----- STORED DATA

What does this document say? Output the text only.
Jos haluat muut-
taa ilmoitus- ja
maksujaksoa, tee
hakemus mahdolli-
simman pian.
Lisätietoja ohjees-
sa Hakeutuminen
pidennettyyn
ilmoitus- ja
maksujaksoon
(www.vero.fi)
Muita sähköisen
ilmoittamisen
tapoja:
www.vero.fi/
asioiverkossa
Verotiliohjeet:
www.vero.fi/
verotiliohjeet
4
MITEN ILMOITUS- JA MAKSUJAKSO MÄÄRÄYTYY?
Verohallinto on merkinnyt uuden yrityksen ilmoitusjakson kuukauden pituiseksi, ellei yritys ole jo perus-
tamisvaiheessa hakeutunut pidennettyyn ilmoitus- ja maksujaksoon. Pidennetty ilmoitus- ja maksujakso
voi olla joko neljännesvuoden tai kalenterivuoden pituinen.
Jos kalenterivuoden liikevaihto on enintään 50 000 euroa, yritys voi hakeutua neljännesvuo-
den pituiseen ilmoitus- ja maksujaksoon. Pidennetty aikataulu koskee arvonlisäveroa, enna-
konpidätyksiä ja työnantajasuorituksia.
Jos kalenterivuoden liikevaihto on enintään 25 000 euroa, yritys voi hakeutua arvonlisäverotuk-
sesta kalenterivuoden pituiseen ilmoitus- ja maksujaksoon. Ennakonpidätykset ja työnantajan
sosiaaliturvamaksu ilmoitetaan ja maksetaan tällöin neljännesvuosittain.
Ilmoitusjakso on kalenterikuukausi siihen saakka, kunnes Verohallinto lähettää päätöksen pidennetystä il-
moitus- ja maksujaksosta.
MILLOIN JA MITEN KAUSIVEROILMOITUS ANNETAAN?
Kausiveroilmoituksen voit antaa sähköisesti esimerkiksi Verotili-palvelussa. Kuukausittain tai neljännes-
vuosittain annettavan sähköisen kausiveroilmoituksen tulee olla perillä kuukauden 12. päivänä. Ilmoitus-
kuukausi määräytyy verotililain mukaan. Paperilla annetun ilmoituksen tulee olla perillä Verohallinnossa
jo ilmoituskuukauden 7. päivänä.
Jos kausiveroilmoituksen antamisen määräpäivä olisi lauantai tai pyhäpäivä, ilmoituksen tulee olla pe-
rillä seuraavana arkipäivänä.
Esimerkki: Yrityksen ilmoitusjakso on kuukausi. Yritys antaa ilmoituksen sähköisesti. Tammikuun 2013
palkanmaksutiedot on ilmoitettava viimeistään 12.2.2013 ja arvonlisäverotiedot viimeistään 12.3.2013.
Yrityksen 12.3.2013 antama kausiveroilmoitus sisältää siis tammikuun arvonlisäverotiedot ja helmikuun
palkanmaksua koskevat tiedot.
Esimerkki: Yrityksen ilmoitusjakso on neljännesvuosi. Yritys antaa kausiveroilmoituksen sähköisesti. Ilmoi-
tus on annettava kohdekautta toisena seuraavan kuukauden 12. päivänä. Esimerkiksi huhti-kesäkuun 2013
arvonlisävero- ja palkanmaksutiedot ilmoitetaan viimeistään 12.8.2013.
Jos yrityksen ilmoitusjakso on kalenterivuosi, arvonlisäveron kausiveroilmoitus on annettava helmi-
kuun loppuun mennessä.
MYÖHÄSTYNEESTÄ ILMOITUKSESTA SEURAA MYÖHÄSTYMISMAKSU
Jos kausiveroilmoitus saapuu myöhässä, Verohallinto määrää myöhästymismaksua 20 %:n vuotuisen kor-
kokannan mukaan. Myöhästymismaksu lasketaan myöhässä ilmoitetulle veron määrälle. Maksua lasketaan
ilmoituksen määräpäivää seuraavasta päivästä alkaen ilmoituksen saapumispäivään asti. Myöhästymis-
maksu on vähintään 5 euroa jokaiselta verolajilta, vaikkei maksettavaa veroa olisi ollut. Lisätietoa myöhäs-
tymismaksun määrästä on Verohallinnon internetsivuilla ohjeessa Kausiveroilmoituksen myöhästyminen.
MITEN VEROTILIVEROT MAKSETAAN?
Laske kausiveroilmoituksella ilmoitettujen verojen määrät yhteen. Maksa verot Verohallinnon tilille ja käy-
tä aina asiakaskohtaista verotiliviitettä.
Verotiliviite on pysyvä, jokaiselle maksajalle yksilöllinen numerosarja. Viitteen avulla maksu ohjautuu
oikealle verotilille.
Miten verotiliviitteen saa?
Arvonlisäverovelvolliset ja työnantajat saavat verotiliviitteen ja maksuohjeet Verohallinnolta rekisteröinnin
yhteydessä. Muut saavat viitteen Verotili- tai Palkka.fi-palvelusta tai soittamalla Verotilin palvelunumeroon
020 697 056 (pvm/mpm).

----------

■ **WHAT THIS TASK INVOLVES**
From the entries above, select each line containing the string "myöhässä".

■ **FULL ANSWER**
Jos kausiveroilmoitus saapuu myöhässä, Verohallinto määrää myöhästymismaksua 20 %:n vuotuisen kor-
kokannan mukaan. Myöhästymismaksu lasketaan myöhässä ilmoitetulle veron määrälle. Maksua lasketaan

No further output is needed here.